(Data records)
· · · · ·
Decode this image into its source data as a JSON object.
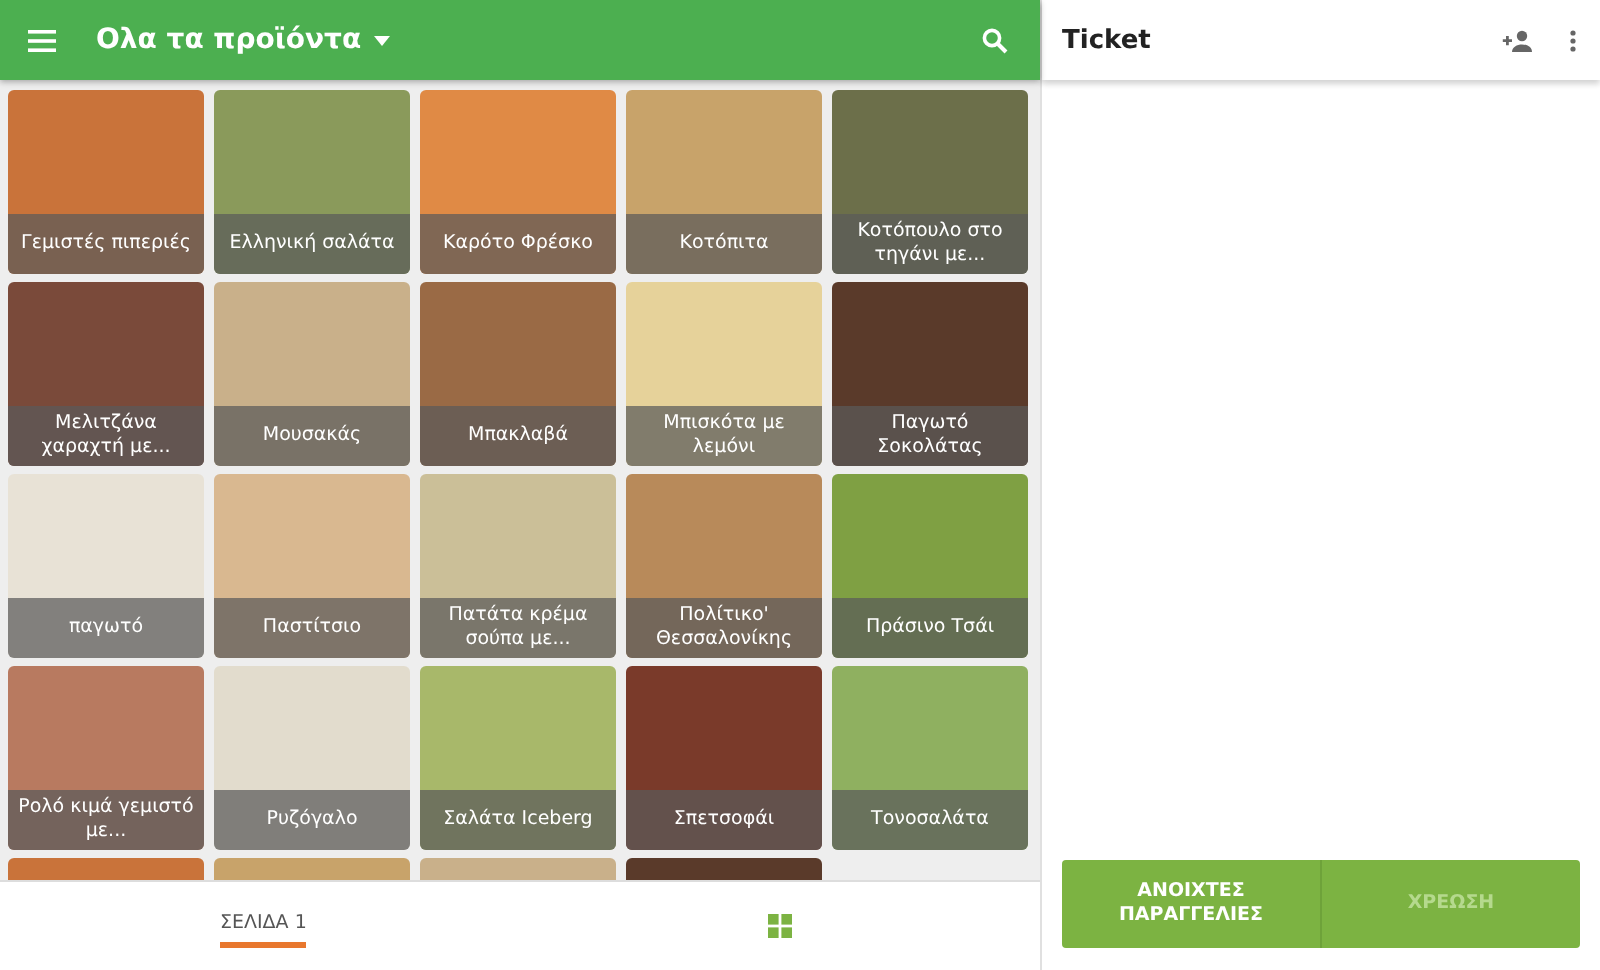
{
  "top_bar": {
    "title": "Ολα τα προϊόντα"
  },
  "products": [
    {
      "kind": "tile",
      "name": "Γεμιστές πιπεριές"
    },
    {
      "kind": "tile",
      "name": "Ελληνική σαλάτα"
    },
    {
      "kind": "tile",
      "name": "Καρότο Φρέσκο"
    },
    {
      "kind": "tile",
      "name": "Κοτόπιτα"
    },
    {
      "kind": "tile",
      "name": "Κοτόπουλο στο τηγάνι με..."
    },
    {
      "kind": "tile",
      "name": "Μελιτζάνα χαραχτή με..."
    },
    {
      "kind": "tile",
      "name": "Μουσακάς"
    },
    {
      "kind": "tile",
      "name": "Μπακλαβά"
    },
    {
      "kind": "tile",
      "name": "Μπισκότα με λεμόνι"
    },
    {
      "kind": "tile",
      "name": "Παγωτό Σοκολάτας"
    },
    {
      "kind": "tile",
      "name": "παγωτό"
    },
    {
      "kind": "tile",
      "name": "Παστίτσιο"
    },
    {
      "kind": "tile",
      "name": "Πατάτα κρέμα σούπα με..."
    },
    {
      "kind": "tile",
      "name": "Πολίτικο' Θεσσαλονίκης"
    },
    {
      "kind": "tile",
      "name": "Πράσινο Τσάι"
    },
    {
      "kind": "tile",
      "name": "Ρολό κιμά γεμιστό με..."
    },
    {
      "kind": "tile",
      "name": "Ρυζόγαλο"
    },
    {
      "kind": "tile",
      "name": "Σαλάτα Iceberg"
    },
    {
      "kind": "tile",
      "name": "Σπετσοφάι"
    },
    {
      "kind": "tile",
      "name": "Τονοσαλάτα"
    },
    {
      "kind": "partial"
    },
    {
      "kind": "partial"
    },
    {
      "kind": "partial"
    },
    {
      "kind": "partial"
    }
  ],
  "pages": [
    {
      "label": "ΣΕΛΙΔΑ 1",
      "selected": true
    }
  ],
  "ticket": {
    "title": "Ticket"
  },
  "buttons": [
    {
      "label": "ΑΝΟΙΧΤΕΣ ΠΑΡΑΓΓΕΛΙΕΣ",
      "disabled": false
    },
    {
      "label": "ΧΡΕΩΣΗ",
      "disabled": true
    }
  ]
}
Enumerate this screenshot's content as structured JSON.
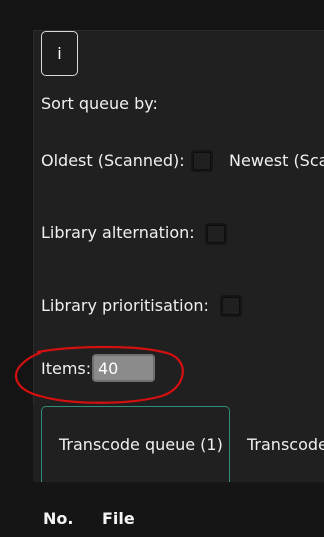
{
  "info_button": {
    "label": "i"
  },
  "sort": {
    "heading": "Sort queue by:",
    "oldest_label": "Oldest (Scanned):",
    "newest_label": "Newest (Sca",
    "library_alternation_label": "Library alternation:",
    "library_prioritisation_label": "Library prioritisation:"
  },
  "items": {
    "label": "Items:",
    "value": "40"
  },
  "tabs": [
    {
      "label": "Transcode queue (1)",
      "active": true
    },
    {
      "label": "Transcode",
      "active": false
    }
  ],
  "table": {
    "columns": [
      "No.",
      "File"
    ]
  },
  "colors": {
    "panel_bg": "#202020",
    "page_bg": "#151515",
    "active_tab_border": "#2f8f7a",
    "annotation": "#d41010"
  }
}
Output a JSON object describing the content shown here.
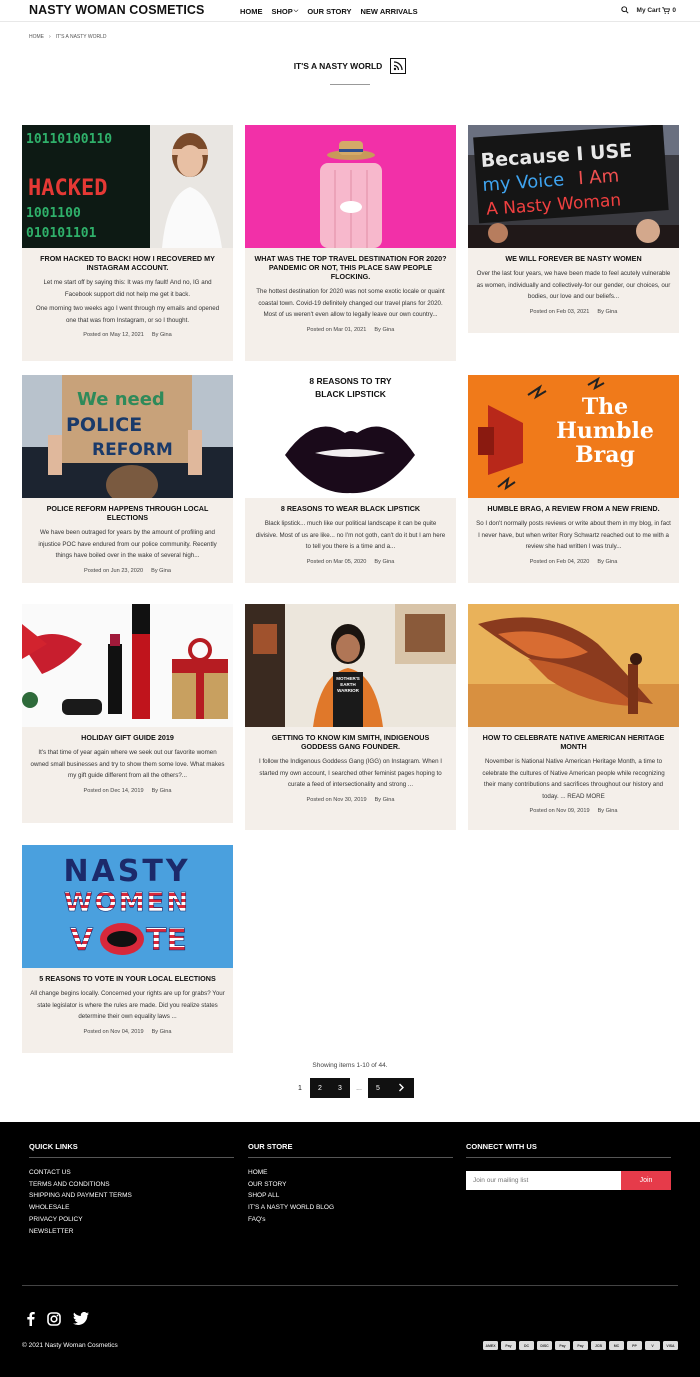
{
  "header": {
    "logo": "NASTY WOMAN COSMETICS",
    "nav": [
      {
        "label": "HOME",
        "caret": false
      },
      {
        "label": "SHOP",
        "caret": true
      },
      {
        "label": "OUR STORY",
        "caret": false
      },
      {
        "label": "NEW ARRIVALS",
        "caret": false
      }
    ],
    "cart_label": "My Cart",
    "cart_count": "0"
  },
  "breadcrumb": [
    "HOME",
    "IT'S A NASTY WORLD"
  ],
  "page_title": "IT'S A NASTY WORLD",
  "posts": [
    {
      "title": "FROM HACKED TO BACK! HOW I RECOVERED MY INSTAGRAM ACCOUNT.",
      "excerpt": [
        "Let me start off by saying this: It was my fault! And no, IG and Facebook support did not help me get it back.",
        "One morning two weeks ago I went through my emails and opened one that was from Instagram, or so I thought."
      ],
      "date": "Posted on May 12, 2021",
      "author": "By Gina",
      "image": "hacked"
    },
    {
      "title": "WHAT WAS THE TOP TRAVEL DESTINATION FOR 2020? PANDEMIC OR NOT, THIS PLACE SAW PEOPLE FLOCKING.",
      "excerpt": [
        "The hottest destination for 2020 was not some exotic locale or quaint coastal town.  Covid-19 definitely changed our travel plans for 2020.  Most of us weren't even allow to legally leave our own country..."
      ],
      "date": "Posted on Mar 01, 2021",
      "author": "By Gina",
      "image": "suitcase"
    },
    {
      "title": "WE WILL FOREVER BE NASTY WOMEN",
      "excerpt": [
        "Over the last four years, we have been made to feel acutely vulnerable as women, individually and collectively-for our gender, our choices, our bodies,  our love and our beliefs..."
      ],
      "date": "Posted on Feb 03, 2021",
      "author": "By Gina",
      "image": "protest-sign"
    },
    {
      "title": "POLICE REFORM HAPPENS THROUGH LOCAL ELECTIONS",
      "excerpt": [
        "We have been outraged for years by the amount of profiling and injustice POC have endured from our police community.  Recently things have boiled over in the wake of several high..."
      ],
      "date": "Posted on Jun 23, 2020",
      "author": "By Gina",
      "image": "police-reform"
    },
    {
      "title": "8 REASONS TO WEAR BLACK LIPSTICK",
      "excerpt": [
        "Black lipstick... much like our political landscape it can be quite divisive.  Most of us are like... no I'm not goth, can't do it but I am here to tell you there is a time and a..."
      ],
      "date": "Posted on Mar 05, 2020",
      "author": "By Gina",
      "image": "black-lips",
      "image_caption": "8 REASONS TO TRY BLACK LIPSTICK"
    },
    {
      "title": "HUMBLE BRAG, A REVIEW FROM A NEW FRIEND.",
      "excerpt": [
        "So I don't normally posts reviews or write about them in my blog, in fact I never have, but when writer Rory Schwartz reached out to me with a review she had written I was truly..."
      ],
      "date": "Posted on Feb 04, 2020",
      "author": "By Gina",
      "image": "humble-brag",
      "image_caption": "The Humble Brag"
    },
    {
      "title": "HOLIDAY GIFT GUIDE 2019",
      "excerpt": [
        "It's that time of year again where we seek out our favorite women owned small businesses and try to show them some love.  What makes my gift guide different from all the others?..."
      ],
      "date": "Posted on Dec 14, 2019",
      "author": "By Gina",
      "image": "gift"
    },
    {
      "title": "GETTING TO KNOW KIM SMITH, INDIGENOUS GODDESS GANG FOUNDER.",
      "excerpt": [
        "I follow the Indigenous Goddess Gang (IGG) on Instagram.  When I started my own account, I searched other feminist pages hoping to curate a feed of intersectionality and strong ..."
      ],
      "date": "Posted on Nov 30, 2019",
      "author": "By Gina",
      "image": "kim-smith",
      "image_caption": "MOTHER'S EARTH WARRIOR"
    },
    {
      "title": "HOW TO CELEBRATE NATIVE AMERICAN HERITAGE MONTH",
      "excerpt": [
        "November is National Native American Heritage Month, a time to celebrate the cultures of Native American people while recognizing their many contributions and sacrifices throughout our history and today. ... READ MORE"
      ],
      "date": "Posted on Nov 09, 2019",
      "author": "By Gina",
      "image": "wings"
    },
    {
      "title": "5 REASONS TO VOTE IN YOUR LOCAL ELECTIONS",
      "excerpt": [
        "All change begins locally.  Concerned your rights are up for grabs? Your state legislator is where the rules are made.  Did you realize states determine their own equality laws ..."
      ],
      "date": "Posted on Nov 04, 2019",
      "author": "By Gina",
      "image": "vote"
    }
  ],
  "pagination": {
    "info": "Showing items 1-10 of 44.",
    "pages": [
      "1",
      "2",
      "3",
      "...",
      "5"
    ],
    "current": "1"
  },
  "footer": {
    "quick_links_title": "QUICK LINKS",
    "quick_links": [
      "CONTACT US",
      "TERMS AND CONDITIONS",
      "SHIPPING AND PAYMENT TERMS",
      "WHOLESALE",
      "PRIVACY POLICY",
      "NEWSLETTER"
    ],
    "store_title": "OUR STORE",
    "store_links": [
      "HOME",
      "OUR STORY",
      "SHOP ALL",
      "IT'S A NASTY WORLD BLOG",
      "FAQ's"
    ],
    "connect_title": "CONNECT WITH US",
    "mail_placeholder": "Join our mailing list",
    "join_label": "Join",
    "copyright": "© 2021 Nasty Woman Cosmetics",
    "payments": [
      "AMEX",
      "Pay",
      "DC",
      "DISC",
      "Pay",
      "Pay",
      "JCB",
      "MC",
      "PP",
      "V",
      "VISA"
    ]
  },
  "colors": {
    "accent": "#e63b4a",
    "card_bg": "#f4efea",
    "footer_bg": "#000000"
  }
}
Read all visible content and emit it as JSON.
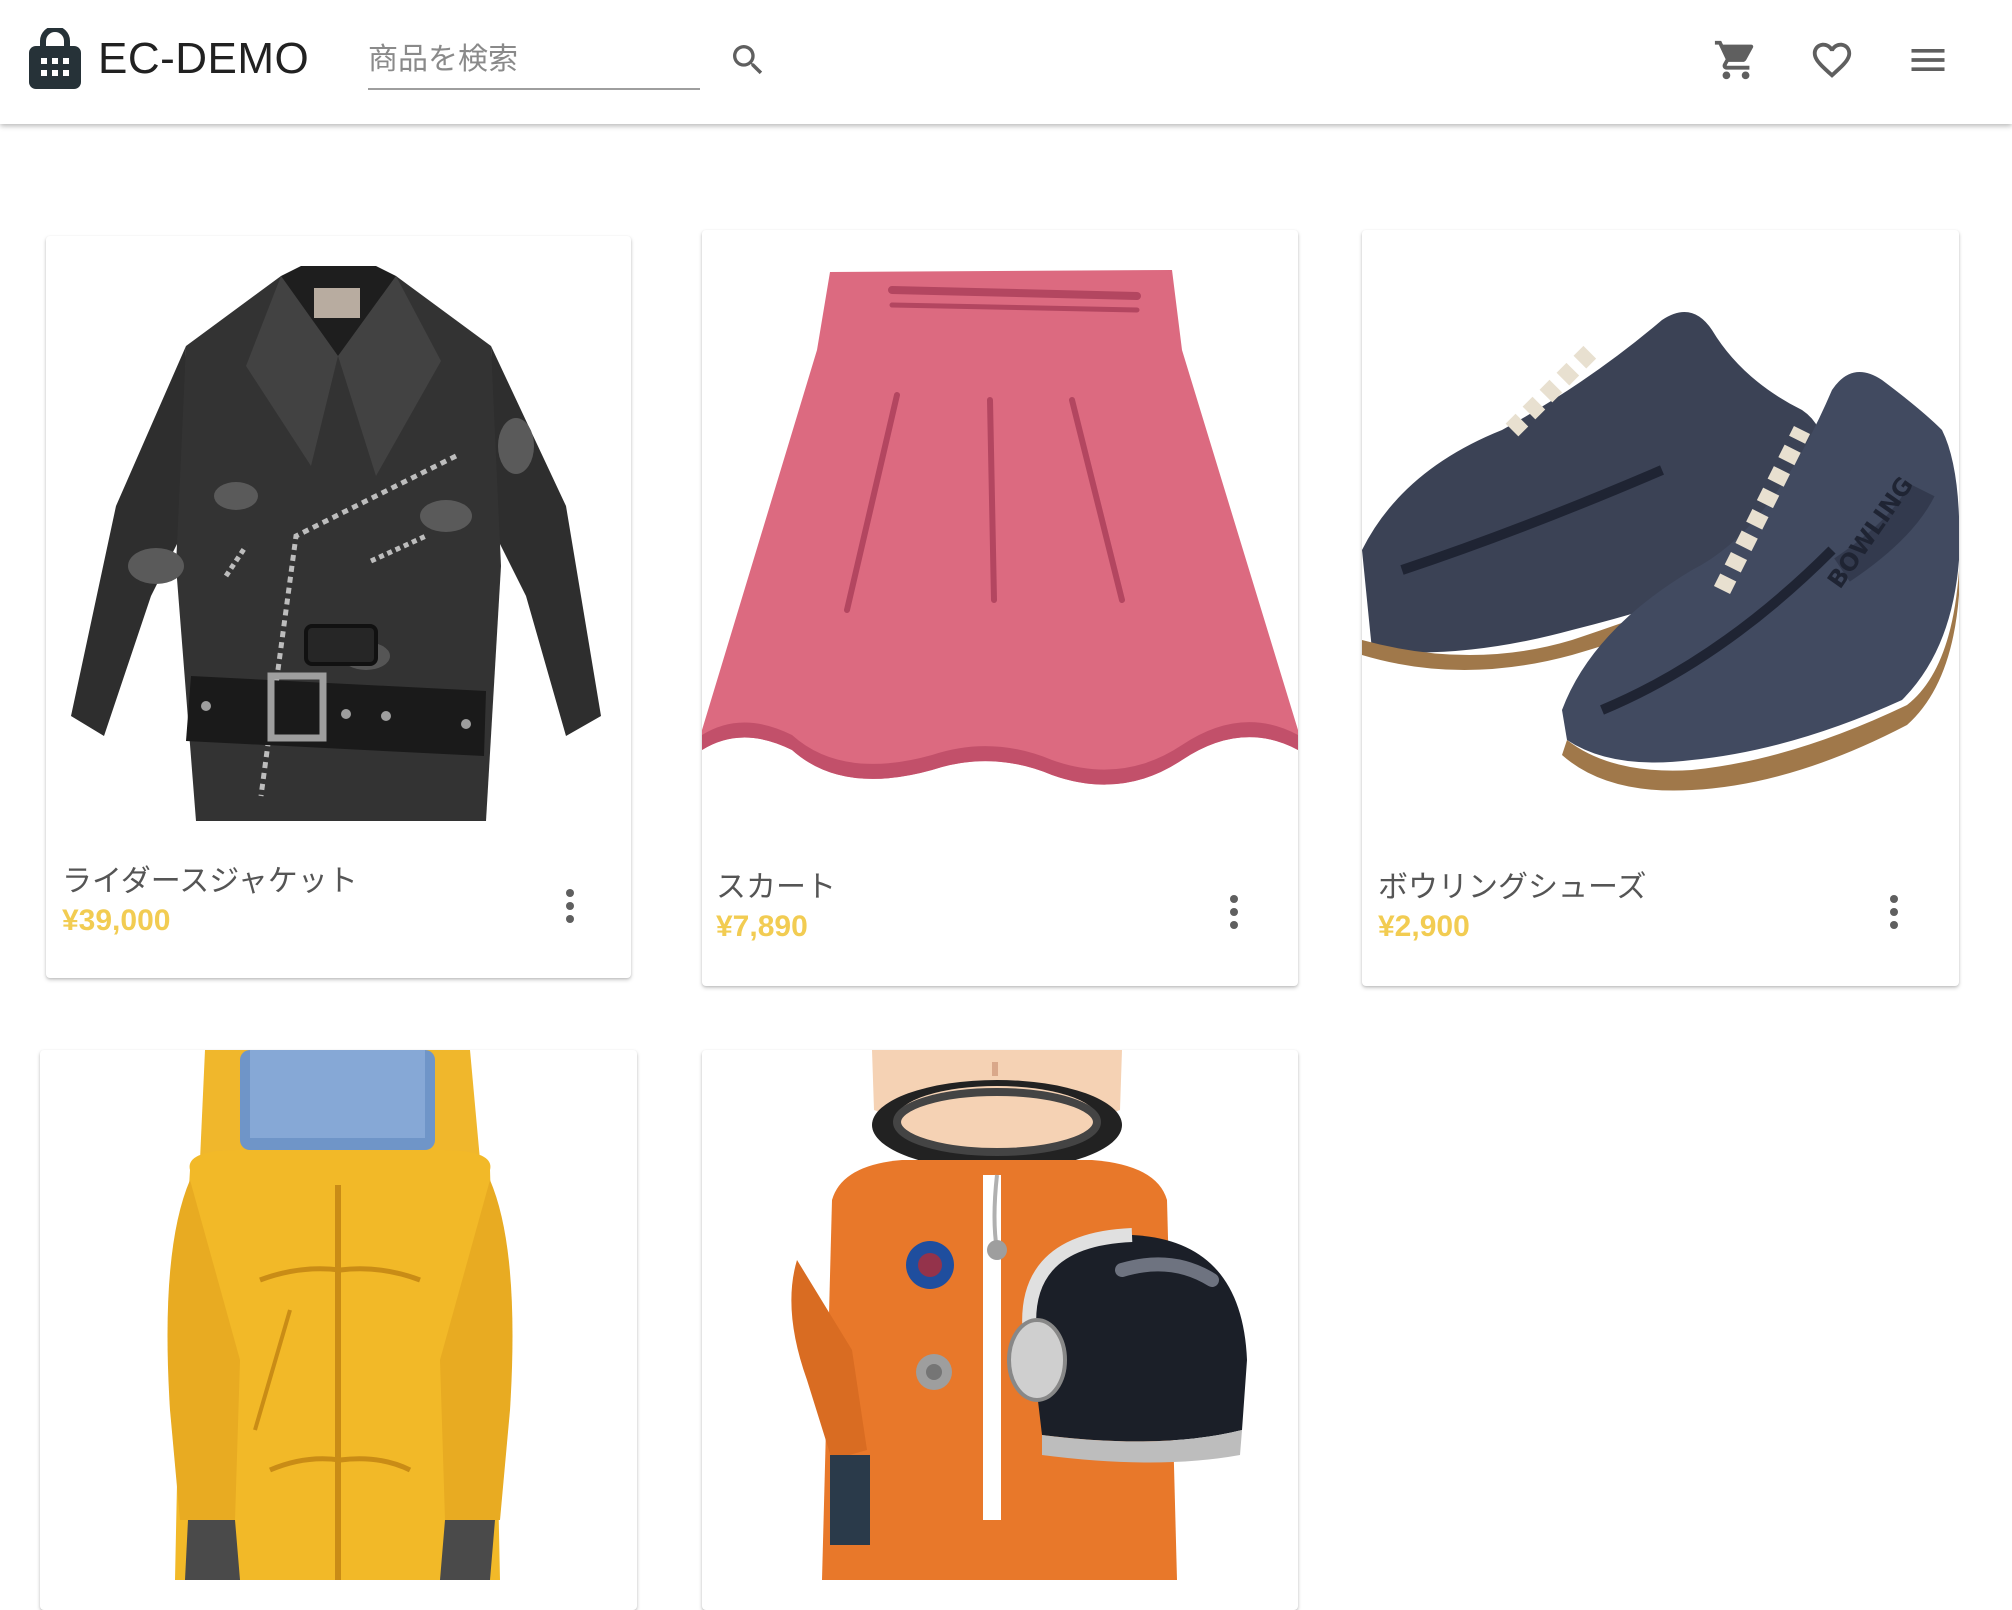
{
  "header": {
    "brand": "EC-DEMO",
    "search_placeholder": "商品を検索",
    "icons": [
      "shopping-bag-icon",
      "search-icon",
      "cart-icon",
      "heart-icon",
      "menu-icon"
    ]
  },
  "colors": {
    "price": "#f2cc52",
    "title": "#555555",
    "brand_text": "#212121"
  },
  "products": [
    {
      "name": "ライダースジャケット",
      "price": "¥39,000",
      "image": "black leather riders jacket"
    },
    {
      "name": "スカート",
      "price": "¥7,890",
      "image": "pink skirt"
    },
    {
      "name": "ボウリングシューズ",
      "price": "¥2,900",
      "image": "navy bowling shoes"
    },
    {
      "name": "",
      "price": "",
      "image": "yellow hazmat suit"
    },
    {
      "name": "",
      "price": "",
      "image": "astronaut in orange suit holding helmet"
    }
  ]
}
· · · · ·
* **Job**: In the records above, find the lines containing "ELECTIONS" and copy them.

* **Answer to this task**:
      "title": "POLICE REFORM HAPPENS THROUGH LOCAL ELECTIONS",
      "title": "5 REASONS TO VOTE IN YOUR LOCAL ELECTIONS",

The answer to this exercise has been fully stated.